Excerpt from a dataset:
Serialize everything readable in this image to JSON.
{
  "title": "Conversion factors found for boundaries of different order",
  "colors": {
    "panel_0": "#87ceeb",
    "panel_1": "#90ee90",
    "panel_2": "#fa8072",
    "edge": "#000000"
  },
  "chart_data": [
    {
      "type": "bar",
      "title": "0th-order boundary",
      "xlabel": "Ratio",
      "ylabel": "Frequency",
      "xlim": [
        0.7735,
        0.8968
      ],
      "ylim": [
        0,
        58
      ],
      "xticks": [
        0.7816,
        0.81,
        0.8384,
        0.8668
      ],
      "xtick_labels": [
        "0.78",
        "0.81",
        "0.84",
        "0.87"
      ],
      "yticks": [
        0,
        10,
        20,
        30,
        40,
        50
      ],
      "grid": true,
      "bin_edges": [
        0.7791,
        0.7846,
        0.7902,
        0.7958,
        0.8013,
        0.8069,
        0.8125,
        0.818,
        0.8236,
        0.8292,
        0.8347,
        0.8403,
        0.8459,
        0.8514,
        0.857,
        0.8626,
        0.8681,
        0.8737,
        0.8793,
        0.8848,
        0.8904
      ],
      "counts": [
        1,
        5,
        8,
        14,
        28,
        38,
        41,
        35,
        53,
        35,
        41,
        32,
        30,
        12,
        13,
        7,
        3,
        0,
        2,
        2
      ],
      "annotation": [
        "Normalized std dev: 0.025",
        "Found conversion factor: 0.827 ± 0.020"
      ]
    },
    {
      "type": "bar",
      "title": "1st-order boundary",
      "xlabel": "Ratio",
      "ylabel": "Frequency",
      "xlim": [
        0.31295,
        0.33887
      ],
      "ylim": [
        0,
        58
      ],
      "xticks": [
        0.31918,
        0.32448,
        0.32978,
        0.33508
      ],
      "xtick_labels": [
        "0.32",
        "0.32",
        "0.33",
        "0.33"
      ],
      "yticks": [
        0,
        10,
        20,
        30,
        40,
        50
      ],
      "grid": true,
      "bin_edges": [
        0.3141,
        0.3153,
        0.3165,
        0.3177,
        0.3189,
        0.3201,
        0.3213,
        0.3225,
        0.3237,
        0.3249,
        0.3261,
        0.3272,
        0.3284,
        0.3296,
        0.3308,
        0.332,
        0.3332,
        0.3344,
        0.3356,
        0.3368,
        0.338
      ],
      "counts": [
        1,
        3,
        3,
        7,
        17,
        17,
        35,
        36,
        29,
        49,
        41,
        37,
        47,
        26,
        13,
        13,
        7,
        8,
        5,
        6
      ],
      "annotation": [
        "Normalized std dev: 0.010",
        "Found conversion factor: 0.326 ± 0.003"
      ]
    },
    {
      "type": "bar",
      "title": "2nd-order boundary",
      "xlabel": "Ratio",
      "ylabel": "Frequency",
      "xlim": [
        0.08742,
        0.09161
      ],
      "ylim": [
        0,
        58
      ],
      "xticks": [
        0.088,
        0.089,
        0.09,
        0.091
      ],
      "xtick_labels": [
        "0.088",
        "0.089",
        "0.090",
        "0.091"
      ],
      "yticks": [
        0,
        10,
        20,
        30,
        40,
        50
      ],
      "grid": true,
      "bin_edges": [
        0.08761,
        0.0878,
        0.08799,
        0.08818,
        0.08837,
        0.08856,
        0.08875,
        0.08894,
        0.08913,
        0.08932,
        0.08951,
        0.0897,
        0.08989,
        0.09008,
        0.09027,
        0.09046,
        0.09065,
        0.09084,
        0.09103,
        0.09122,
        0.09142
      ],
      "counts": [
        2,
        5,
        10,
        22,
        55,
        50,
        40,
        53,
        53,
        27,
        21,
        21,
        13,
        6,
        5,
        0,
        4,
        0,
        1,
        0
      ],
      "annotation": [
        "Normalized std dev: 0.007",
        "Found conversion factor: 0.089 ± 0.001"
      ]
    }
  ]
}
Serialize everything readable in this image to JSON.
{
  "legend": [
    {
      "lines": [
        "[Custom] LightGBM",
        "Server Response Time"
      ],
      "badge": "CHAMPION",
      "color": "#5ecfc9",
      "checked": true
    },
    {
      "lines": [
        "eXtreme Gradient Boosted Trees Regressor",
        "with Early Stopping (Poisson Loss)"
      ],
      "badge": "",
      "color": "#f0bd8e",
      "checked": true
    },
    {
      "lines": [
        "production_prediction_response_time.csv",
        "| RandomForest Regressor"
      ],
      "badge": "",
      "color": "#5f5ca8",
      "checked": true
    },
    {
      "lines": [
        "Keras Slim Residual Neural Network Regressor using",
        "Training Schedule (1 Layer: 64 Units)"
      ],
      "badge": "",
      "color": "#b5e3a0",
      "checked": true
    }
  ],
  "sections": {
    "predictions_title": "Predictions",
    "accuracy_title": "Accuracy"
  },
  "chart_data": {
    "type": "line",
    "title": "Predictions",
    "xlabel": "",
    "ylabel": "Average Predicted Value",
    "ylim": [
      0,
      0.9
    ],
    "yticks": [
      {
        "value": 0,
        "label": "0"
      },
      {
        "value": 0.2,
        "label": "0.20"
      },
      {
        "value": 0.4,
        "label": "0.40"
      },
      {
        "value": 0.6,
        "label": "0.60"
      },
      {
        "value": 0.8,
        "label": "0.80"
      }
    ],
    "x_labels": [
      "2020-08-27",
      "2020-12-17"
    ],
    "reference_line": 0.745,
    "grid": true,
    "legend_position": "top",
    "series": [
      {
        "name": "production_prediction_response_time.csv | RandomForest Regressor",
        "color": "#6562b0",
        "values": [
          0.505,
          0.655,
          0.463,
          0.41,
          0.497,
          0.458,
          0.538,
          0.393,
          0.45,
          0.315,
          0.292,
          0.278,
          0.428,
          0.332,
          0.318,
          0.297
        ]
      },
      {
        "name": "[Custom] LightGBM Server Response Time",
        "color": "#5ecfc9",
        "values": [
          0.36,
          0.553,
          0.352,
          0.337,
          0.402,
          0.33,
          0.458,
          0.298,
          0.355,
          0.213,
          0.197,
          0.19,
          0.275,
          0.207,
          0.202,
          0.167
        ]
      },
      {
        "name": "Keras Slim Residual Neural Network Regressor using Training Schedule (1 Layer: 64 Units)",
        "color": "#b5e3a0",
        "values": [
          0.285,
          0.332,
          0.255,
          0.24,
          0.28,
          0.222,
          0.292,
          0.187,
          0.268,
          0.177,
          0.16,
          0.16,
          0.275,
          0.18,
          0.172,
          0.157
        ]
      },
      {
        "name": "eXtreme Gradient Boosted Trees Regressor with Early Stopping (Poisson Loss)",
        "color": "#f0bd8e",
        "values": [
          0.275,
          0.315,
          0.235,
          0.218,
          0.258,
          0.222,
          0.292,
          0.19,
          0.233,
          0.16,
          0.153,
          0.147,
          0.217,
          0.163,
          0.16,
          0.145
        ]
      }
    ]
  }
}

> _Prompt_
Copy all lines from the material that include "name".

> _Answer in full_
        "name": "production_prediction_response_time.csv | RandomForest Regressor",
        "name": "[Custom] LightGBM Server Response Time",
        "name": "Keras Slim Residual Neural Network Regressor using Training Schedule (1 Layer: 64 Units)",
        "name": "eXtreme Gradient Boosted Trees Regressor with Early Stopping (Poisson Loss)",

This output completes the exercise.